INFORMATION SHOWN =>
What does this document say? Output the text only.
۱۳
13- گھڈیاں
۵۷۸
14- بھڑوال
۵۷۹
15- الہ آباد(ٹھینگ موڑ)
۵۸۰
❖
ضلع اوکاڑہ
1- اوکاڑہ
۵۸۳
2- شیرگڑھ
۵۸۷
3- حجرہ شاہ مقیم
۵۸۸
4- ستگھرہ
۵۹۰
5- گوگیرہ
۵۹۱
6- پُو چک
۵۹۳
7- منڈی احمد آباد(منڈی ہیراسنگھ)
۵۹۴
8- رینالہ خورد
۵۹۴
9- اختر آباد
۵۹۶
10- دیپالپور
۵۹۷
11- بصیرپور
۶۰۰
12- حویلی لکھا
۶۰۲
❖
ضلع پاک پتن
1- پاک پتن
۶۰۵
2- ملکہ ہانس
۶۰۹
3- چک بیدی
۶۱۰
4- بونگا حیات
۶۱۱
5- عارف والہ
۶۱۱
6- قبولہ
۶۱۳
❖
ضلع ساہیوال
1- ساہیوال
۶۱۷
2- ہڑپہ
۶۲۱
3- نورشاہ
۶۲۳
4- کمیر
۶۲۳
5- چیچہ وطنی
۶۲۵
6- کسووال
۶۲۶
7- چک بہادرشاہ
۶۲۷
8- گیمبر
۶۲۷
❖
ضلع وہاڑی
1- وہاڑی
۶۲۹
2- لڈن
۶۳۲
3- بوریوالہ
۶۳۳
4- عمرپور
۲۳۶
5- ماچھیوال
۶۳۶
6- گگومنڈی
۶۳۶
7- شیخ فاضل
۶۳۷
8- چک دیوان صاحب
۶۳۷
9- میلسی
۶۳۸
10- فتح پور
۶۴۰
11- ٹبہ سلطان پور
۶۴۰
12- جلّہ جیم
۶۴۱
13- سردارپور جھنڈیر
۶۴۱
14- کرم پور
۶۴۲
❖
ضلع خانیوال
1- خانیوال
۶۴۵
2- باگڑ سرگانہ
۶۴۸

TASK TO CARRY OUT =>
Output the whole listing above again, word for word.

WORKED SOLUTION =>
What does this document say? Output the text only.
۱۳
13- گھڈیاں
۵۷۸
14- بھڑوال
۵۷۹
15- الہ آباد(ٹھینگ موڑ)
۵۸۰
❖
ضلع اوکاڑہ
1- اوکاڑہ
۵۸۳
2- شیرگڑھ
۵۸۷
3- حجرہ شاہ مقیم
۵۸۸
4- ستگھرہ
۵۹۰
5- گوگیرہ
۵۹۱
6- پُو چک
۵۹۳
7- منڈی احمد آباد(منڈی ہیراسنگھ)
۵۹۴
8- رینالہ خورد
۵۹۴
9- اختر آباد
۵۹۶
10- دیپالپور
۵۹۷
11- بصیرپور
۶۰۰
12- حویلی لکھا
۶۰۲
❖
ضلع پاک پتن
1- پاک پتن
۶۰۵
2- ملکہ ہانس
۶۰۹
3- چک بیدی
۶۱۰
4- بونگا حیات
۶۱۱
5- عارف والہ
۶۱۱
6- قبولہ
۶۱۳
❖
ضلع ساہیوال
1- ساہیوال
۶۱۷
2- ہڑپہ
۶۲۱
3- نورشاہ
۶۲۳
4- کمیر
۶۲۳
5- چیچہ وطنی
۶۲۵
6- کسووال
۶۲۶
7- چک بہادرشاہ
۶۲۷
8- گیمبر
۶۲۷
❖
ضلع وہاڑی
1- وہاڑی
۶۲۹
2- لڈن
۶۳۲
3- بوریوالہ
۶۳۳
4- عمرپور
۲۳۶
5- ماچھیوال
۶۳۶
6- گگومنڈی
۶۳۶
7- شیخ فاضل
۶۳۷
8- چک دیوان صاحب
۶۳۷
9- میلسی
۶۳۸
10- فتح پور
۶۴۰
11- ٹبہ سلطان پور
۶۴۰
12- جلّہ جیم
۶۴۱
13- سردارپور جھنڈیر
۶۴۱
14- کرم پور
۶۴۲
❖
ضلع خانیوال
1- خانیوال
۶۴۵
2- باگڑ سرگانہ
۶۴۸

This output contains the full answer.